What to do.
Gather every line that includes the word "setw", please.

Input rows.
* * *

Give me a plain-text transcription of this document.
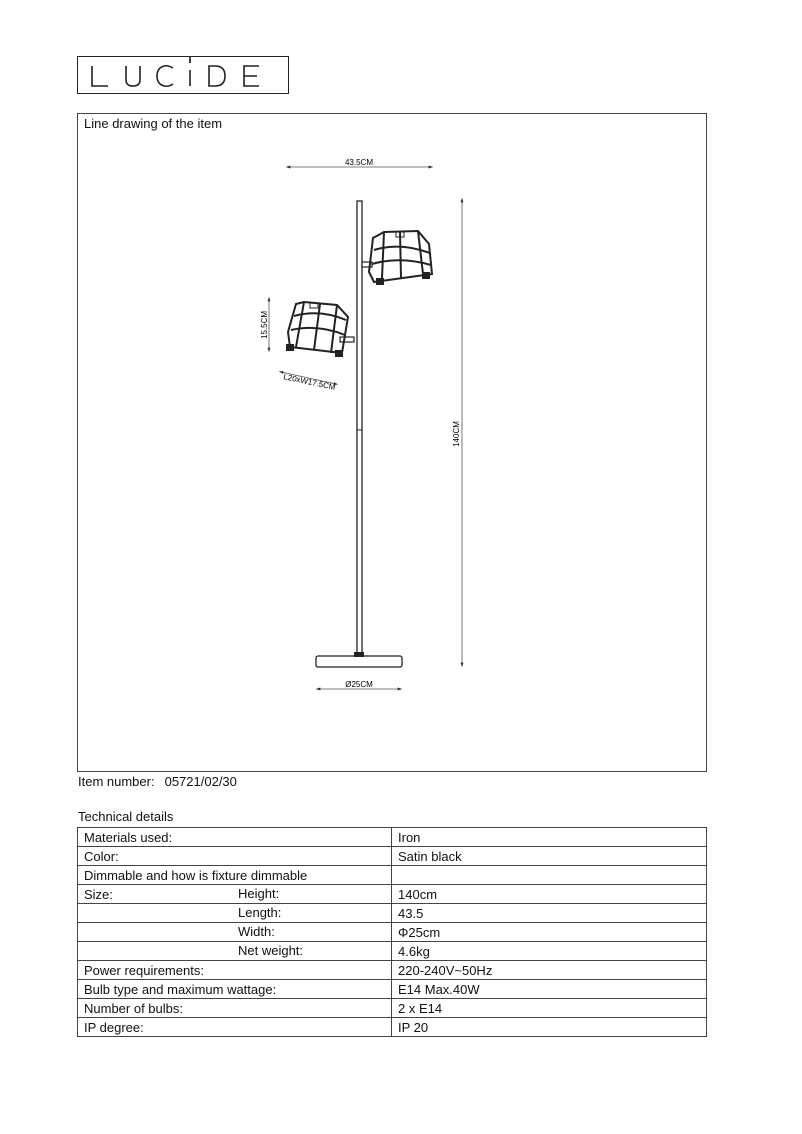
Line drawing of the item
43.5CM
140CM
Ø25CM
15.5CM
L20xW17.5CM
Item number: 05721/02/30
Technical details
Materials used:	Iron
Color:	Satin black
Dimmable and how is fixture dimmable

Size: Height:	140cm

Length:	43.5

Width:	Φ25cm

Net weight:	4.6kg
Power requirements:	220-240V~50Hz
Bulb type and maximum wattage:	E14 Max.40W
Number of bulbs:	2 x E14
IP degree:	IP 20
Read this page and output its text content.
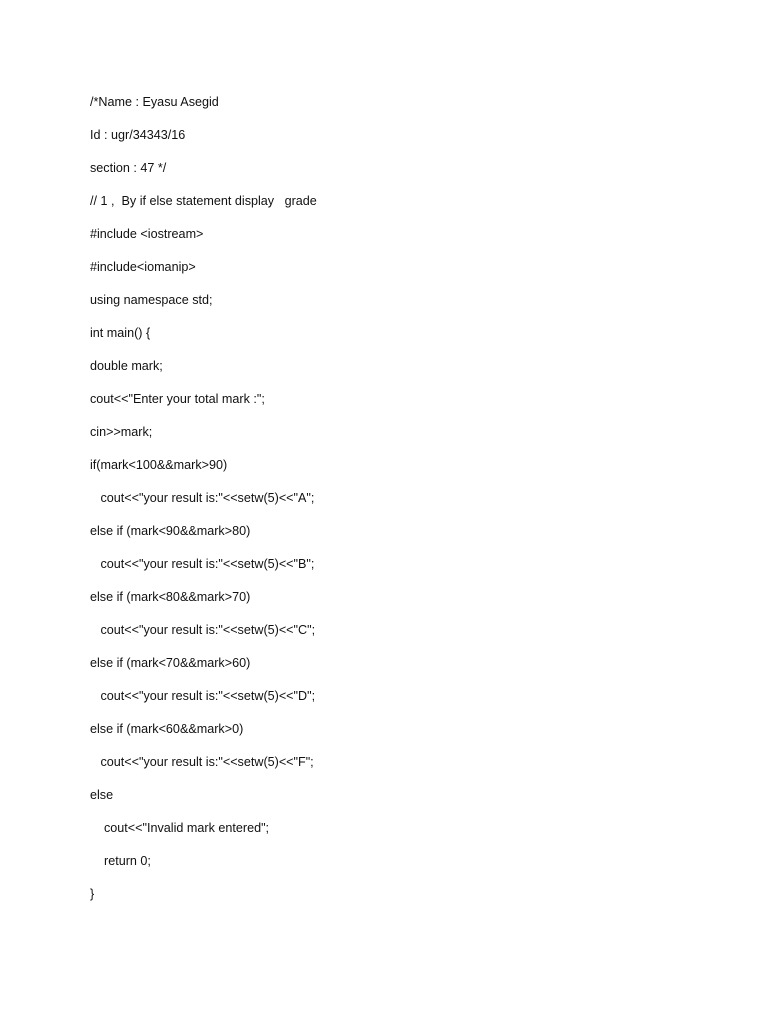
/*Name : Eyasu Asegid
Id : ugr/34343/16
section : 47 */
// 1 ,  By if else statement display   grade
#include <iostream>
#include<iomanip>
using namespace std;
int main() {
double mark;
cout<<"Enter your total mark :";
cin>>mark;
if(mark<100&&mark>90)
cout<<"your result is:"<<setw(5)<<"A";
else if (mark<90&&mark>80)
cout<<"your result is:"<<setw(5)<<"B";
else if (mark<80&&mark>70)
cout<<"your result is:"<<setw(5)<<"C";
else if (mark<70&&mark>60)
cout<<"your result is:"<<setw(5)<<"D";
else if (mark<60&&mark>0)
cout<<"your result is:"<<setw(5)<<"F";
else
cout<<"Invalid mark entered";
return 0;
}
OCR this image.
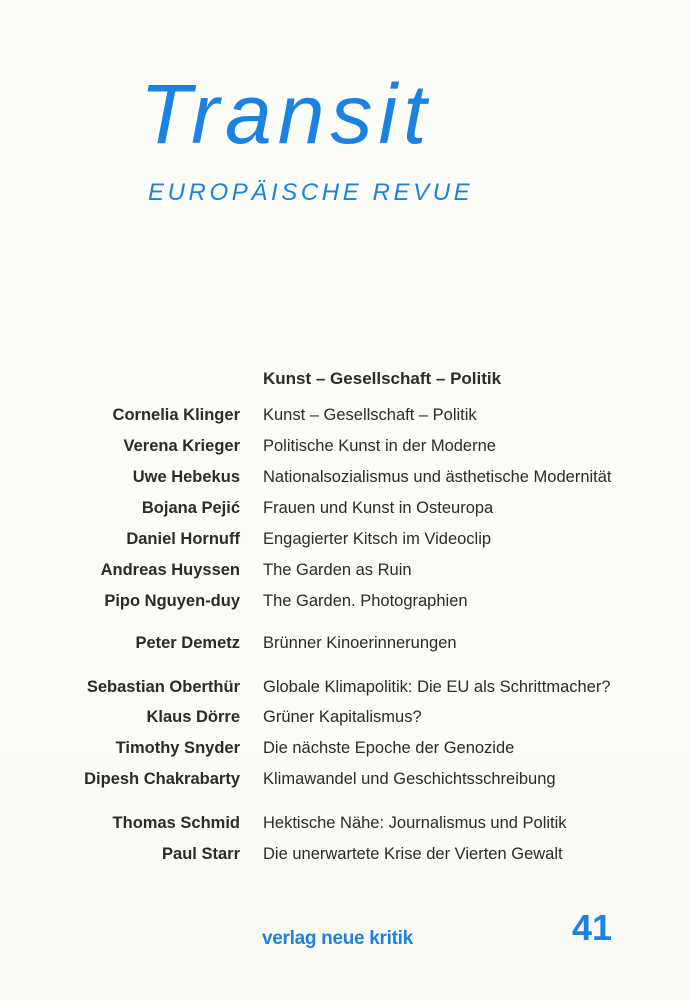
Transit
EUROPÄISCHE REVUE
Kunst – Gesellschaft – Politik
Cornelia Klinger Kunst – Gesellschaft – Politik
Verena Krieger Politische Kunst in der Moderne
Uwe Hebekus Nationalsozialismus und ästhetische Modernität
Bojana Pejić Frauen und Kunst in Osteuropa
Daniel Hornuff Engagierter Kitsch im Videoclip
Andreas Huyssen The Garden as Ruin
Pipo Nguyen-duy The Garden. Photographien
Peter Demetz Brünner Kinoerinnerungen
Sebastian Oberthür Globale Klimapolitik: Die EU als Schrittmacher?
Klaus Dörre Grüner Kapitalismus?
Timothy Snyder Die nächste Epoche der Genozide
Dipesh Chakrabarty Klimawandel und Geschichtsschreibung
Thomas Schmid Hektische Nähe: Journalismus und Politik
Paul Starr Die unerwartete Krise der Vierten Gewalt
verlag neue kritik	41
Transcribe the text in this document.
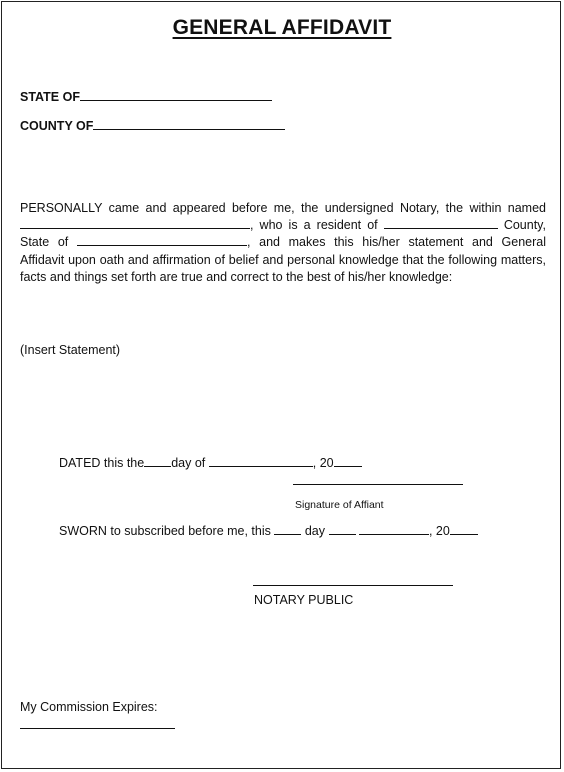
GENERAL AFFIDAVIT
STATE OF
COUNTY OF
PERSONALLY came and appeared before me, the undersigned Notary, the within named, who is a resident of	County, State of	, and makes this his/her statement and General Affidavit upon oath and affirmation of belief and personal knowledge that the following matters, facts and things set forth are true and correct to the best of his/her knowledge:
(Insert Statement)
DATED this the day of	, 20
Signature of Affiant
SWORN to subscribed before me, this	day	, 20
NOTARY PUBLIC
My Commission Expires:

* * *

Solution to this exercise.
cout<<"your result is:"<<setw(5)<<"A";
cout<<"your result is:"<<setw(5)<<"B";
cout<<"your result is:"<<setw(5)<<"C";
cout<<"your result is:"<<setw(5)<<"D";
cout<<"your result is:"<<setw(5)<<"F";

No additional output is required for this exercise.